WHAT YOU WILL DO — Every record that follows must be duplicated exactly, with images left out.
********
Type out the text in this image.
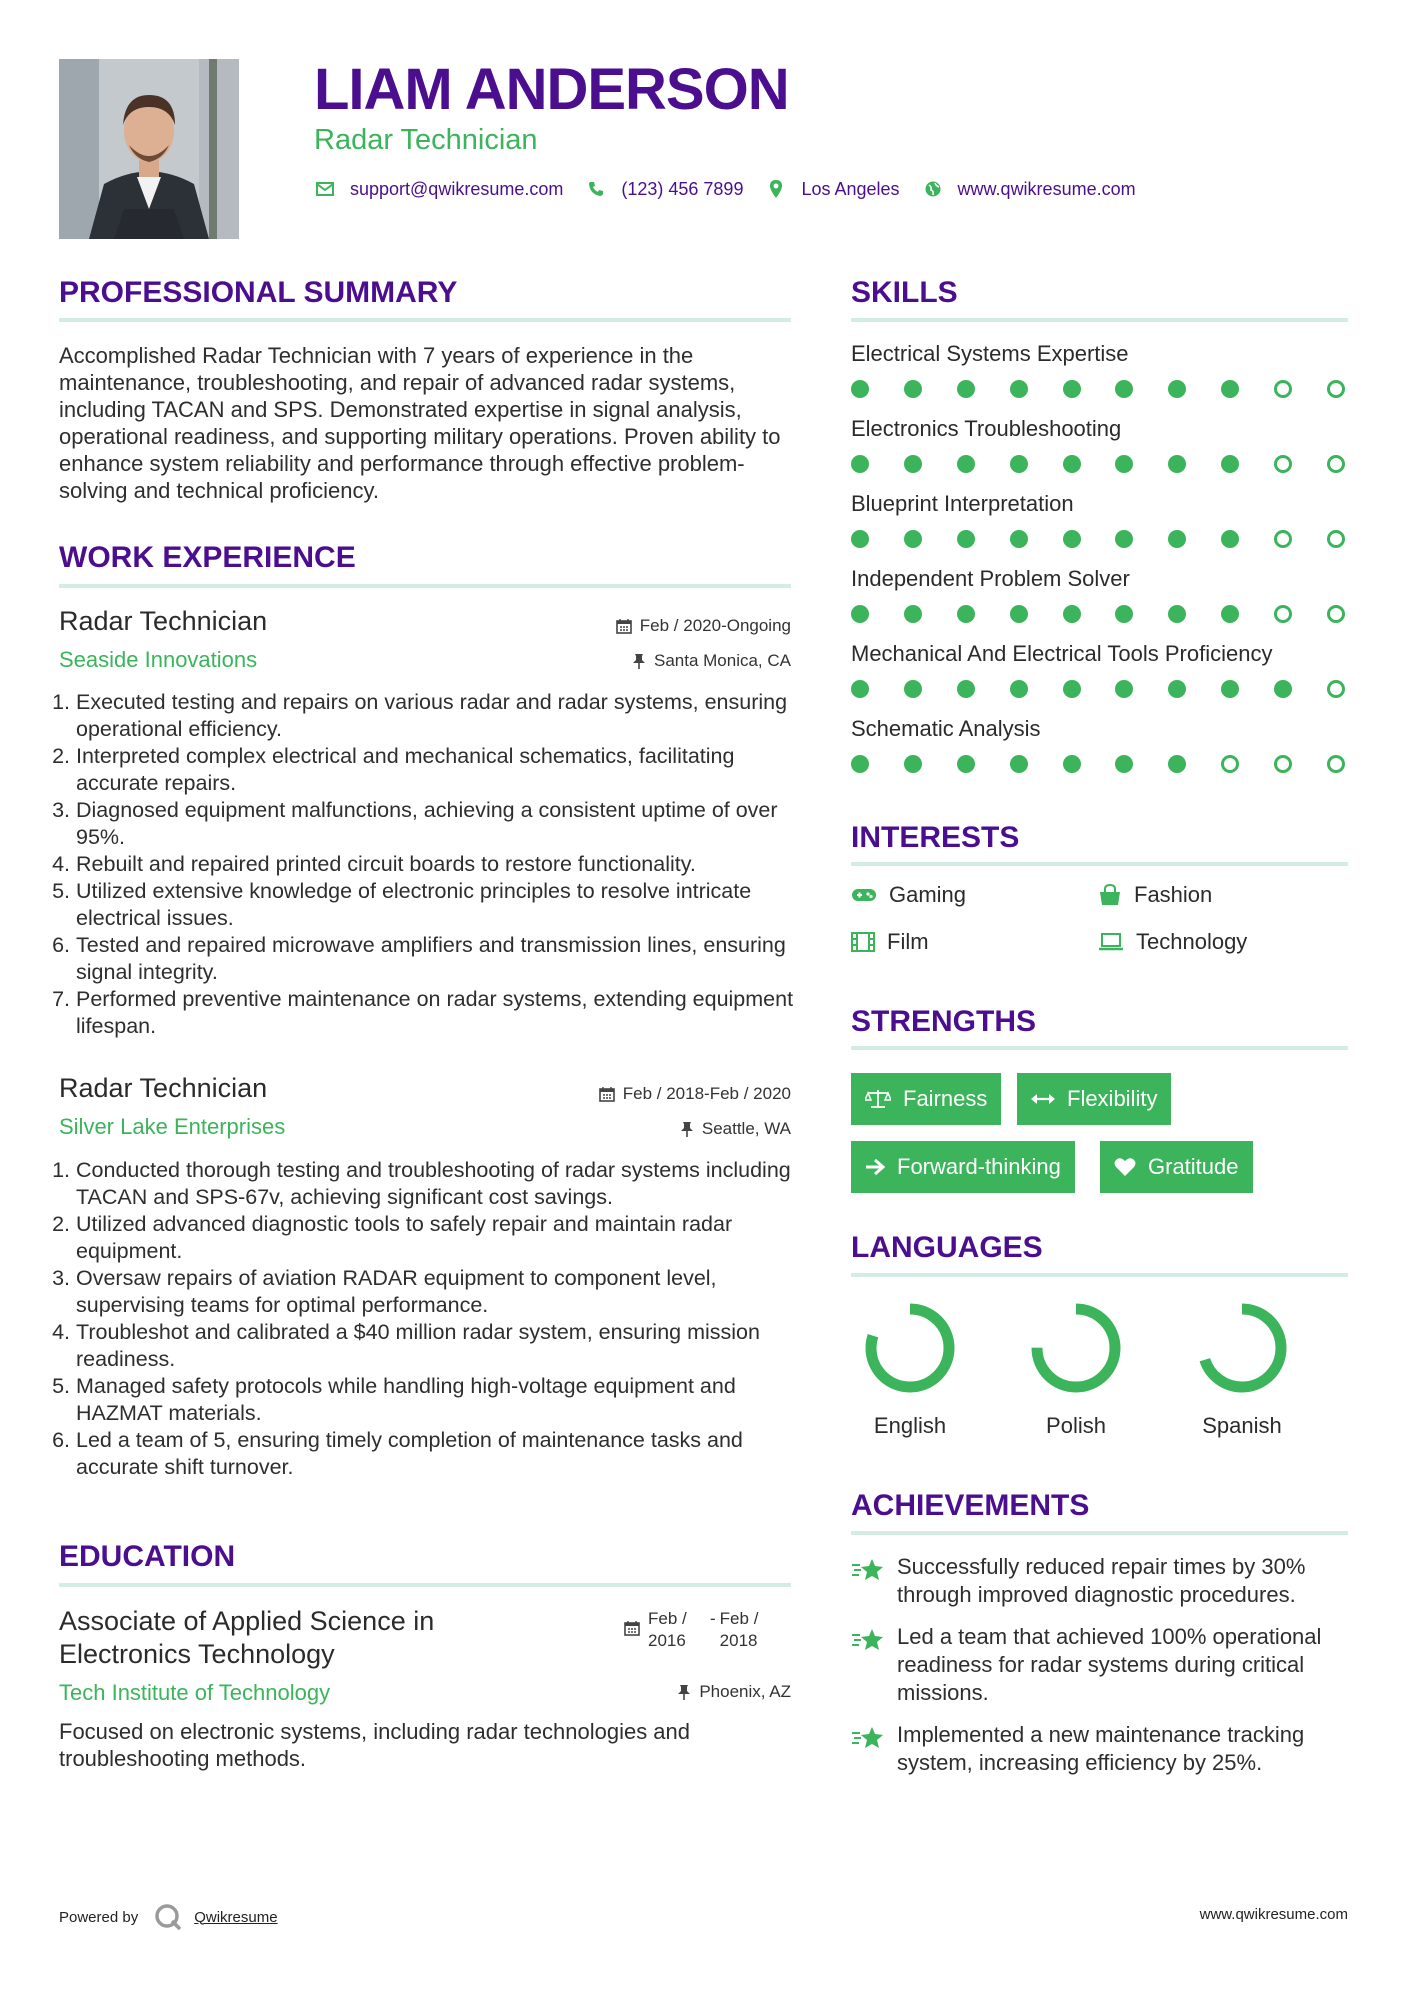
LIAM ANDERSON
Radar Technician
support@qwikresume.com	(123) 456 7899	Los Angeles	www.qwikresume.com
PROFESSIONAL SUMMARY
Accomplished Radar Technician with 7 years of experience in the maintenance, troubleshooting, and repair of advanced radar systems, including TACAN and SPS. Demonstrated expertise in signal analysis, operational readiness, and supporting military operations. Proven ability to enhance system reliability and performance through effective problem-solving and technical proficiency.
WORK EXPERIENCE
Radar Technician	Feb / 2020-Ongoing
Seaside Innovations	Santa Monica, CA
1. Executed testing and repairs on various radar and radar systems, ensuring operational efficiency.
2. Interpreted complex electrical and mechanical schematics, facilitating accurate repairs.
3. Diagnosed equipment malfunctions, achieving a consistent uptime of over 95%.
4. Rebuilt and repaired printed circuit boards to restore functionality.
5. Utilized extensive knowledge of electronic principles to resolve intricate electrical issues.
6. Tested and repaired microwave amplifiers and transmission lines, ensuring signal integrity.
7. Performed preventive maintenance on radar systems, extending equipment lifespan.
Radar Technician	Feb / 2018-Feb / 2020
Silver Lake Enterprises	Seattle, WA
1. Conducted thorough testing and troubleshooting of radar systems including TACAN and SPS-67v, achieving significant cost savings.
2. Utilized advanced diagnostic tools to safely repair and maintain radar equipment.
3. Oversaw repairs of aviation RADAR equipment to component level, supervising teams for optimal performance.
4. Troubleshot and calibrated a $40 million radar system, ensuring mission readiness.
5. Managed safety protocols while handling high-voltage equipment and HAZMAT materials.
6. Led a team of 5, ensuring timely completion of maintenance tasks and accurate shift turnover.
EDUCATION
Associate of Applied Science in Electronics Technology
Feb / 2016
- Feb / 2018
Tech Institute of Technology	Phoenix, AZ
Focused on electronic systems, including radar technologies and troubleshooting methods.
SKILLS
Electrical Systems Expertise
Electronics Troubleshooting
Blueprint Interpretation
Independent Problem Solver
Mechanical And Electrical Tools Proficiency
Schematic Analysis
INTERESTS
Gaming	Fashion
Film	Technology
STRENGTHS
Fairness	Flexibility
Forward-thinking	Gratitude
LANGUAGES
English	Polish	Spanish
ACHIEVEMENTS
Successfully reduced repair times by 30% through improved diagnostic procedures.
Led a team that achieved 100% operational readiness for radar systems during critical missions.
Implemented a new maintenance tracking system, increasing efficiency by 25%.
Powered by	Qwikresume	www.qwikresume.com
********
TASK RESPONSE —
Type out the text in this image.
LIAM ANDERSON
Radar Technician
support@qwikresume.com	(123) 456 7899	Los Angeles	www.qwikresume.com
PROFESSIONAL SUMMARY
Accomplished Radar Technician with 7 years of experience in the maintenance, troubleshooting, and repair of advanced radar systems, including TACAN and SPS. Demonstrated expertise in signal analysis, operational readiness, and supporting military operations. Proven ability to enhance system reliability and performance through effective problem-solving and technical proficiency.
WORK EXPERIENCE
Radar Technician	Feb / 2020-Ongoing
Seaside Innovations	Santa Monica, CA
1. Executed testing and repairs on various radar and radar systems, ensuring operational efficiency.
2. Interpreted complex electrical and mechanical schematics, facilitating accurate repairs.
3. Diagnosed equipment malfunctions, achieving a consistent uptime of over 95%.
4. Rebuilt and repaired printed circuit boards to restore functionality.
5. Utilized extensive knowledge of electronic principles to resolve intricate electrical issues.
6. Tested and repaired microwave amplifiers and transmission lines, ensuring signal integrity.
7. Performed preventive maintenance on radar systems, extending equipment lifespan.
Radar Technician	Feb / 2018-Feb / 2020
Silver Lake Enterprises	Seattle, WA
1. Conducted thorough testing and troubleshooting of radar systems including TACAN and SPS-67v, achieving significant cost savings.
2. Utilized advanced diagnostic tools to safely repair and maintain radar equipment.
3. Oversaw repairs of aviation RADAR equipment to component level, supervising teams for optimal performance.
4. Troubleshot and calibrated a $40 million radar system, ensuring mission readiness.
5. Managed safety protocols while handling high-voltage equipment and HAZMAT materials.
6. Led a team of 5, ensuring timely completion of maintenance tasks and accurate shift turnover.
EDUCATION
Associate of Applied Science in Electronics Technology
Feb / 2016
- Feb / 2018
Tech Institute of Technology	Phoenix, AZ
Focused on electronic systems, including radar technologies and troubleshooting methods.
SKILLS
Electrical Systems Expertise
Electronics Troubleshooting
Blueprint Interpretation
Independent Problem Solver
Mechanical And Electrical Tools Proficiency
Schematic Analysis
INTERESTS
Gaming	Fashion
Film	Technology
STRENGTHS
Fairness	Flexibility
Forward-thinking	Gratitude
LANGUAGES
English	Polish	Spanish
ACHIEVEMENTS
Successfully reduced repair times by 30% through improved diagnostic procedures.
Led a team that achieved 100% operational readiness for radar systems during critical missions.
Implemented a new maintenance tracking system, increasing efficiency by 25%.
Powered by	Qwikresume	www.qwikresume.com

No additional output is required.